Update the data below by replacing every occurrence of "star-rating" with "rating-stars" and leave everything else unchanged.

++++++++++

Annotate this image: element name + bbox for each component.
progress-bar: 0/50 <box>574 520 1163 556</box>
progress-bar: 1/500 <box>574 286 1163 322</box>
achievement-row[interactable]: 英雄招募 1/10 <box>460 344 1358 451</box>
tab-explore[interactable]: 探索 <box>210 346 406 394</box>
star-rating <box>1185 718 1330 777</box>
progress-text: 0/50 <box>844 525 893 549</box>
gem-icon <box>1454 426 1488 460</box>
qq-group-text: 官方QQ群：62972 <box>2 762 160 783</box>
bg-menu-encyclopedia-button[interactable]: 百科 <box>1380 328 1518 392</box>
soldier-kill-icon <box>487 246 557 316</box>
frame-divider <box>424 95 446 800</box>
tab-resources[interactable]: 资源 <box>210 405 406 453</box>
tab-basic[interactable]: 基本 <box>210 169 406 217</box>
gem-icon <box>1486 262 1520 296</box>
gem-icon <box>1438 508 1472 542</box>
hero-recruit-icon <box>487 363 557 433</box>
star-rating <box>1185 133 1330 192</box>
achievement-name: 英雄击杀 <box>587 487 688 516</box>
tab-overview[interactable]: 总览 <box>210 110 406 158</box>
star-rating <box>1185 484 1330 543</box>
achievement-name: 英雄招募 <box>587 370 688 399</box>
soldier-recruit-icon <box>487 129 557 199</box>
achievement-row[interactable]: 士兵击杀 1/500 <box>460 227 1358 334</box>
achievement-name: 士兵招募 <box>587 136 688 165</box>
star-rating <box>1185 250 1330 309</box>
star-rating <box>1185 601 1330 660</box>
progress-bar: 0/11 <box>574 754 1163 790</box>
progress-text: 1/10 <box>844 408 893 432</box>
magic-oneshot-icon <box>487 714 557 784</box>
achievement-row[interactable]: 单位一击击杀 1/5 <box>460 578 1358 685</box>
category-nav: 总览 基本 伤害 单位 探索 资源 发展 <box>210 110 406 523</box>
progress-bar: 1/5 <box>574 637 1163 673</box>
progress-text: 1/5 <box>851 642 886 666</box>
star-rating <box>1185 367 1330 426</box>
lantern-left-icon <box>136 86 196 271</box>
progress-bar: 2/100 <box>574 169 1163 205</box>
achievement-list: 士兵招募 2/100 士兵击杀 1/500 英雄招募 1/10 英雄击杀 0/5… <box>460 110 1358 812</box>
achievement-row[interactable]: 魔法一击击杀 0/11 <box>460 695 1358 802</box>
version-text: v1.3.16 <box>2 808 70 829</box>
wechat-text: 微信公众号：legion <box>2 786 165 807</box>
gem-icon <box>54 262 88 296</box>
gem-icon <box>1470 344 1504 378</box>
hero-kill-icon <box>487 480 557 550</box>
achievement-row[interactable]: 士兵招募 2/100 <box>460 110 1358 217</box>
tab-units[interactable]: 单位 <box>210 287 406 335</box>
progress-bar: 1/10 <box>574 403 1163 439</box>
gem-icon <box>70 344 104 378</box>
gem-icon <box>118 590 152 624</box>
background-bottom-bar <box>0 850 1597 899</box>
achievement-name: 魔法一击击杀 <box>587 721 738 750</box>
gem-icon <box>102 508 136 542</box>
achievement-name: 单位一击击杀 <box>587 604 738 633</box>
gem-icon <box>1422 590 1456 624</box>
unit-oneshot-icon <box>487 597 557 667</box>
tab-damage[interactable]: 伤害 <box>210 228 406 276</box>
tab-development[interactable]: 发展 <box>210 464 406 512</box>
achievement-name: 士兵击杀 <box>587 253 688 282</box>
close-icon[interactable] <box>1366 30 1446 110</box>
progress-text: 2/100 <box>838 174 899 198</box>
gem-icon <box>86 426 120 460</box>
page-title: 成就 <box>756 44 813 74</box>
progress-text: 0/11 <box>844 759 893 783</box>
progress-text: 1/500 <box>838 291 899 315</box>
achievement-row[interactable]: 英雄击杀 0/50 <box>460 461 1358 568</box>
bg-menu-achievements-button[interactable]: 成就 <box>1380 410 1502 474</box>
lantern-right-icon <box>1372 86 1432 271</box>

++++++++++

SOLUTION FOR THIS EXERCISE:
Annotate this image: element name + bbox for each component.
progress-bar: 0/50 <box>574 520 1163 556</box>
progress-bar: 1/500 <box>574 286 1163 322</box>
achievement-row[interactable]: 英雄招募 1/10 <box>460 344 1358 451</box>
tab-explore[interactable]: 探索 <box>210 346 406 394</box>
rating-stars <box>1185 718 1330 777</box>
progress-text: 0/50 <box>844 525 893 549</box>
gem-icon <box>1454 426 1488 460</box>
qq-group-text: 官方QQ群：62972 <box>2 762 160 783</box>
bg-menu-encyclopedia-button[interactable]: 百科 <box>1380 328 1518 392</box>
soldier-kill-icon <box>487 246 557 316</box>
frame-divider <box>424 95 446 800</box>
tab-resources[interactable]: 资源 <box>210 405 406 453</box>
tab-basic[interactable]: 基本 <box>210 169 406 217</box>
gem-icon <box>1486 262 1520 296</box>
gem-icon <box>1438 508 1472 542</box>
hero-recruit-icon <box>487 363 557 433</box>
rating-stars <box>1185 133 1330 192</box>
achievement-name: 英雄击杀 <box>587 487 688 516</box>
tab-overview[interactable]: 总览 <box>210 110 406 158</box>
rating-stars <box>1185 484 1330 543</box>
achievement-name: 英雄招募 <box>587 370 688 399</box>
soldier-recruit-icon <box>487 129 557 199</box>
achievement-row[interactable]: 士兵击杀 1/500 <box>460 227 1358 334</box>
achievement-name: 士兵招募 <box>587 136 688 165</box>
rating-stars <box>1185 250 1330 309</box>
rating-stars <box>1185 601 1330 660</box>
progress-bar: 0/11 <box>574 754 1163 790</box>
progress-text: 1/10 <box>844 408 893 432</box>
magic-oneshot-icon <box>487 714 557 784</box>
achievement-row[interactable]: 单位一击击杀 1/5 <box>460 578 1358 685</box>
category-nav: 总览 基本 伤害 单位 探索 资源 发展 <box>210 110 406 523</box>
progress-bar: 1/5 <box>574 637 1163 673</box>
progress-text: 1/5 <box>851 642 886 666</box>
rating-stars <box>1185 367 1330 426</box>
lantern-left-icon <box>136 86 196 271</box>
progress-bar: 2/100 <box>574 169 1163 205</box>
achievement-list: 士兵招募 2/100 士兵击杀 1/500 英雄招募 1/10 英雄击杀 0/5… <box>460 110 1358 812</box>
achievement-row[interactable]: 魔法一击击杀 0/11 <box>460 695 1358 802</box>
version-text: v1.3.16 <box>2 808 70 829</box>
wechat-text: 微信公众号：legion <box>2 786 165 807</box>
gem-icon <box>54 262 88 296</box>
gem-icon <box>1470 344 1504 378</box>
hero-kill-icon <box>487 480 557 550</box>
achievement-row[interactable]: 士兵招募 2/100 <box>460 110 1358 217</box>
tab-units[interactable]: 单位 <box>210 287 406 335</box>
progress-bar: 1/10 <box>574 403 1163 439</box>
gem-icon <box>70 344 104 378</box>
gem-icon <box>118 590 152 624</box>
background-bottom-bar <box>0 850 1597 899</box>
achievement-name: 魔法一击击杀 <box>587 721 738 750</box>
gem-icon <box>102 508 136 542</box>
achievement-name: 单位一击击杀 <box>587 604 738 633</box>
gem-icon <box>1422 590 1456 624</box>
unit-oneshot-icon <box>487 597 557 667</box>
tab-damage[interactable]: 伤害 <box>210 228 406 276</box>
tab-development[interactable]: 发展 <box>210 464 406 512</box>
achievement-name: 士兵击杀 <box>587 253 688 282</box>
close-icon[interactable] <box>1366 30 1446 110</box>
progress-text: 2/100 <box>838 174 899 198</box>
gem-icon <box>86 426 120 460</box>
page-title: 成就 <box>756 44 813 74</box>
progress-text: 0/11 <box>844 759 893 783</box>
progress-text: 1/500 <box>838 291 899 315</box>
achievement-row[interactable]: 英雄击杀 0/50 <box>460 461 1358 568</box>
bg-menu-achievements-button[interactable]: 成就 <box>1380 410 1502 474</box>
lantern-right-icon <box>1372 86 1432 271</box>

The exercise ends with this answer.